» **Instructions for the task**
Within the material below, find each line bearing the word "votes" and present it.

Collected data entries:
┄┄┄┄┄┄┄┄┄┄

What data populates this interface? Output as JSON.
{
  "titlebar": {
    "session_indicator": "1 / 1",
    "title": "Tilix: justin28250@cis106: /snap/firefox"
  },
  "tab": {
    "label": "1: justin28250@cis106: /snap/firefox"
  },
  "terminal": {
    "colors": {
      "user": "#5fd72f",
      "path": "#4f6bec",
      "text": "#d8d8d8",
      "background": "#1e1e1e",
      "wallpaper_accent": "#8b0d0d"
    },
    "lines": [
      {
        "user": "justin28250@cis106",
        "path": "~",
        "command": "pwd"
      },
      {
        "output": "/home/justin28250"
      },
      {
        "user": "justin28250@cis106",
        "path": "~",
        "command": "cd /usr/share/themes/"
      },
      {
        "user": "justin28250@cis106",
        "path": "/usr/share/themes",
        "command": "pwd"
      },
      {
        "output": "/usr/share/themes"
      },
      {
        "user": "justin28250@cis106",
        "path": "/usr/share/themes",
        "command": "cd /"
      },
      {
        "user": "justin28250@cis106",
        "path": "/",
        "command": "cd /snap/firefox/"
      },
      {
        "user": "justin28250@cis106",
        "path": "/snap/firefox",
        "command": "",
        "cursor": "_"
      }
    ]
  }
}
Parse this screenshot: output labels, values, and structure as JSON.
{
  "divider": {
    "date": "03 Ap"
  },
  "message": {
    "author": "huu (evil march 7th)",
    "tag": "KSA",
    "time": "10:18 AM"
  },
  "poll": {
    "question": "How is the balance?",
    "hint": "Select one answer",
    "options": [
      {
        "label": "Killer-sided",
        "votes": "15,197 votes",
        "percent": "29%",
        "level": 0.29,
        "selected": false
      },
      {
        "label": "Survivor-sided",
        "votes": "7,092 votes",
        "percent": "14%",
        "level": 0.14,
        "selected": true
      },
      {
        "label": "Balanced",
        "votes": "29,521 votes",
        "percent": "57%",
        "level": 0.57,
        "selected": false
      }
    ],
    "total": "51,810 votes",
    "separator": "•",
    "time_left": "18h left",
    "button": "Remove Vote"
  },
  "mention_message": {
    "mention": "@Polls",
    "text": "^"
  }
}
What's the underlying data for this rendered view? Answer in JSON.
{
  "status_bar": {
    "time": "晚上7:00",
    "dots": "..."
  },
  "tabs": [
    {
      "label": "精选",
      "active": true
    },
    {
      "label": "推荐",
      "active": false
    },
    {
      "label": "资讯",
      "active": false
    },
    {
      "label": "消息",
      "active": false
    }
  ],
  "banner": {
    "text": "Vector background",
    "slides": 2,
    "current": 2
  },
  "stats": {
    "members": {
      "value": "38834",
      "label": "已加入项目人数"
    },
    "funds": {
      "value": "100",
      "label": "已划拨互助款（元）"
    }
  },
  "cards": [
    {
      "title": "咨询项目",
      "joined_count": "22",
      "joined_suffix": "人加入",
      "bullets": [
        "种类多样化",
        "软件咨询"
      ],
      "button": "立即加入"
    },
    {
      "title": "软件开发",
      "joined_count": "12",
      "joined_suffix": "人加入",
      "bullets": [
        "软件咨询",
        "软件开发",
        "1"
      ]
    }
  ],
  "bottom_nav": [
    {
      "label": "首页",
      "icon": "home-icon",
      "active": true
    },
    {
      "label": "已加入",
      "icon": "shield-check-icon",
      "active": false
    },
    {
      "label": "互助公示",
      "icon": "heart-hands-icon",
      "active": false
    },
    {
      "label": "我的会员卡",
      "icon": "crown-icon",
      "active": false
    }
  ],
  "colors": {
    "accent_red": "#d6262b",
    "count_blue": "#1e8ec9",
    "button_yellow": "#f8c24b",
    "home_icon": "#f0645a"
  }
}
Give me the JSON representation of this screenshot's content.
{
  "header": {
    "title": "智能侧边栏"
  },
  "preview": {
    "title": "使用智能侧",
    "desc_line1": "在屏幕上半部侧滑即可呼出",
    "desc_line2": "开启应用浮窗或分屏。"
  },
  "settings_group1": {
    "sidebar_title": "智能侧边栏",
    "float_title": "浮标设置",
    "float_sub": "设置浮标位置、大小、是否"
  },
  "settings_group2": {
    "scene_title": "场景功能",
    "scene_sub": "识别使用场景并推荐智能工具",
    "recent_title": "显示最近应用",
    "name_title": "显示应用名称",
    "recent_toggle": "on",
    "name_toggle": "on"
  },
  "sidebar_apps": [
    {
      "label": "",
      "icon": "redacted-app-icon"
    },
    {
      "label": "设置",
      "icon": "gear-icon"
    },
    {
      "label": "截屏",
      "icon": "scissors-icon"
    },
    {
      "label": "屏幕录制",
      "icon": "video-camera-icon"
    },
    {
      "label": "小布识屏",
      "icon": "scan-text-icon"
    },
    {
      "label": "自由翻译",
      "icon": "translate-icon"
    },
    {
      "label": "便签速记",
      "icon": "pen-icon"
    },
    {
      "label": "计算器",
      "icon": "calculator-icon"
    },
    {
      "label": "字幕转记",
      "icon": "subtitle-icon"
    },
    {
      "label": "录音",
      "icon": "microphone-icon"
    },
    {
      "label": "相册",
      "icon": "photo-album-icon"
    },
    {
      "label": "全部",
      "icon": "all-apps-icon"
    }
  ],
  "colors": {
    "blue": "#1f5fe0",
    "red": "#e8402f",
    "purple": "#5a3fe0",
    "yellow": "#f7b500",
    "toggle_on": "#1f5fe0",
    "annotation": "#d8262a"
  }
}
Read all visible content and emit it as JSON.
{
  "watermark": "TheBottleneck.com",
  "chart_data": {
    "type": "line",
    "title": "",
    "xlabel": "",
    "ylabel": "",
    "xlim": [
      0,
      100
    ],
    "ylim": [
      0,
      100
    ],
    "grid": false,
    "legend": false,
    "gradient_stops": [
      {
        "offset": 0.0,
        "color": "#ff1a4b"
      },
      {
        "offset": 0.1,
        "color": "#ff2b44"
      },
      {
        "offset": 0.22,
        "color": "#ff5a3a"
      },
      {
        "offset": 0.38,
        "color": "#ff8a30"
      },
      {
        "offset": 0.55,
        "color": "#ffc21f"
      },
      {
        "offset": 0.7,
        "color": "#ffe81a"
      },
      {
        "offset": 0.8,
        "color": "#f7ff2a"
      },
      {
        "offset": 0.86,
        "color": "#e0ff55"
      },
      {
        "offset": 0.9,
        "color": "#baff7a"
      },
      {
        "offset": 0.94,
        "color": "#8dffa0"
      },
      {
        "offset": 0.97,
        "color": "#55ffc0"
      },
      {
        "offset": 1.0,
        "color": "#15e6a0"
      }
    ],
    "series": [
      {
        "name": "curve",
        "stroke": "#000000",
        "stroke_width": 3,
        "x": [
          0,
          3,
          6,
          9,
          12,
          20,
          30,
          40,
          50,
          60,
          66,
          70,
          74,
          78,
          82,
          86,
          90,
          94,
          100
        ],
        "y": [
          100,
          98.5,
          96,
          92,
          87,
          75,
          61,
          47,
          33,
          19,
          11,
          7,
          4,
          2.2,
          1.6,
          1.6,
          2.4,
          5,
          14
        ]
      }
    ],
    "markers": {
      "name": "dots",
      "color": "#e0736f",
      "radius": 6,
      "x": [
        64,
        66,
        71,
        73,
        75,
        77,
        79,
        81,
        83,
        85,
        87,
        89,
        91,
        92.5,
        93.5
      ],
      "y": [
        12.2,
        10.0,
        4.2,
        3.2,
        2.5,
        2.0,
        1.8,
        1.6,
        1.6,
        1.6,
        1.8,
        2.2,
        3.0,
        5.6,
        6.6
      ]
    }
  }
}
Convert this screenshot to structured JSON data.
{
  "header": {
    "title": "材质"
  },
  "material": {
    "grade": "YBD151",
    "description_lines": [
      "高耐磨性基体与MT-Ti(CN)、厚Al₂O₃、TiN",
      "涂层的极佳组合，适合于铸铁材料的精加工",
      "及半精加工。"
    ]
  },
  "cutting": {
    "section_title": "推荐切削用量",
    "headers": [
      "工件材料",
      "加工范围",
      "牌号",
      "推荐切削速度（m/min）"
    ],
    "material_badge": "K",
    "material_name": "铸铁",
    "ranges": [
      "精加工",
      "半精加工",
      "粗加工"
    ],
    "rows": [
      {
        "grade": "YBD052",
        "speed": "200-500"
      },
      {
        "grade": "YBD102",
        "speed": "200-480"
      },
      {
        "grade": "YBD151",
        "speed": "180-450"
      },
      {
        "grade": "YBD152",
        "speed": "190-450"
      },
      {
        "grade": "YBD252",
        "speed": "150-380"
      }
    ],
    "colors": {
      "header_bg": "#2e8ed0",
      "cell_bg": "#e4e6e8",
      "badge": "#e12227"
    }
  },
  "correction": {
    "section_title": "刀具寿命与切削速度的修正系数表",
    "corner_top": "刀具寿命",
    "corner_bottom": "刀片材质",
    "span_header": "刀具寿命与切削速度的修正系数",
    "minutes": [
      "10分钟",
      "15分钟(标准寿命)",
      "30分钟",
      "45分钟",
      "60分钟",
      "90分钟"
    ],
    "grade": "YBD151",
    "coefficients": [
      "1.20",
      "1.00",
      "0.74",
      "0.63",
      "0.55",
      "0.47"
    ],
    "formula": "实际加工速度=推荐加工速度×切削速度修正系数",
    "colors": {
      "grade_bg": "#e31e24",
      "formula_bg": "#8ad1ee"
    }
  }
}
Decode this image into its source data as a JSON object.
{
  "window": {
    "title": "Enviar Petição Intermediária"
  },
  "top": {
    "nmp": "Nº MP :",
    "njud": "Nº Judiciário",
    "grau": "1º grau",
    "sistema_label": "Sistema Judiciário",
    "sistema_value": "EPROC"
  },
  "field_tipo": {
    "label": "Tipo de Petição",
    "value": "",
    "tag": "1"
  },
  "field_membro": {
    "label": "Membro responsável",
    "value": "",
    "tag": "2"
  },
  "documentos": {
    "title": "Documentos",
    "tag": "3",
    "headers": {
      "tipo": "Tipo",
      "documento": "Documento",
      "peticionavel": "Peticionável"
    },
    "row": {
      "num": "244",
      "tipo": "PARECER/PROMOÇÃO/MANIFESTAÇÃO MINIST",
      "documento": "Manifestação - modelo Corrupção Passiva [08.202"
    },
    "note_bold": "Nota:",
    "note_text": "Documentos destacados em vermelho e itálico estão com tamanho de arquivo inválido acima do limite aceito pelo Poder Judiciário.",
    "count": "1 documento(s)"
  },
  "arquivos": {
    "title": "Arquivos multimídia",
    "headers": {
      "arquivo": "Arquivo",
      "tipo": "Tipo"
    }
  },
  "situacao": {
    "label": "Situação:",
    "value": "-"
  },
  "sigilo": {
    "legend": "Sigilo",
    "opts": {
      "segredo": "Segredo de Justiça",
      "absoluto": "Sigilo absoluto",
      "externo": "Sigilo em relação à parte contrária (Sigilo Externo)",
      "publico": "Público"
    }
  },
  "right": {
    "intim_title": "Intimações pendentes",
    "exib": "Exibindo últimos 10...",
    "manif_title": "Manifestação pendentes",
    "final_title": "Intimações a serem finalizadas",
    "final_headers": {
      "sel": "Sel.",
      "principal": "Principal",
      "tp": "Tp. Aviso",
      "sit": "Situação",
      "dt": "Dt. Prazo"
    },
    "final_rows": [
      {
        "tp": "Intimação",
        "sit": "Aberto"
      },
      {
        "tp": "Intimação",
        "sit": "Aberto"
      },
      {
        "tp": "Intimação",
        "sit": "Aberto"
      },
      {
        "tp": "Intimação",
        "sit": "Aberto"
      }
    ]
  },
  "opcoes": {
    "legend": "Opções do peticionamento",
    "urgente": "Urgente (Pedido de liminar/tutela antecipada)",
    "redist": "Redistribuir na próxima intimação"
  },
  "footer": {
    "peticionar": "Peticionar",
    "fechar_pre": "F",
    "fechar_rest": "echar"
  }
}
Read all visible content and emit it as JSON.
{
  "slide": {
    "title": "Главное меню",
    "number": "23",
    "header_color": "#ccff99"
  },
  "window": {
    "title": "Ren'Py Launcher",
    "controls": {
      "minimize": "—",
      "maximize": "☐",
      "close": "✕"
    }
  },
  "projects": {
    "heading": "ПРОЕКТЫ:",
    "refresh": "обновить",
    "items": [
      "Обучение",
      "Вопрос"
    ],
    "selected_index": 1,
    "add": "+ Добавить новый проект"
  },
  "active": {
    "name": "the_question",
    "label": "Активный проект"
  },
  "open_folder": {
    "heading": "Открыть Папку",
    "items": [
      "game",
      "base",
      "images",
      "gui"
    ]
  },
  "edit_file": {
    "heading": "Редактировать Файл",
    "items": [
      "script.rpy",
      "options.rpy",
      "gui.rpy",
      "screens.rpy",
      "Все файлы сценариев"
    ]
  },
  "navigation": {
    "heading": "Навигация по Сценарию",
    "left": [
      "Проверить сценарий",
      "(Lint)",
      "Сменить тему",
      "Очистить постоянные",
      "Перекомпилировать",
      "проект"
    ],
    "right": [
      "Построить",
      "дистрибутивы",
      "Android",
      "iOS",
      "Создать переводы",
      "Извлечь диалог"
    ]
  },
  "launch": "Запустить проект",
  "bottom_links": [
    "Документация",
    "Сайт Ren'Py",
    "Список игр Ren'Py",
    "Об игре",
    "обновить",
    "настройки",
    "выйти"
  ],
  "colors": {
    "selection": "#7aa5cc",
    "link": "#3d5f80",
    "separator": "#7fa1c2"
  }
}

┄┄┄┄┄┄┄┄┄┄

» **Response below**
        "votes": "15,197 votes",
        "votes": "7,092 votes",
        "votes": "29,521 votes",
    "total": "51,810 votes",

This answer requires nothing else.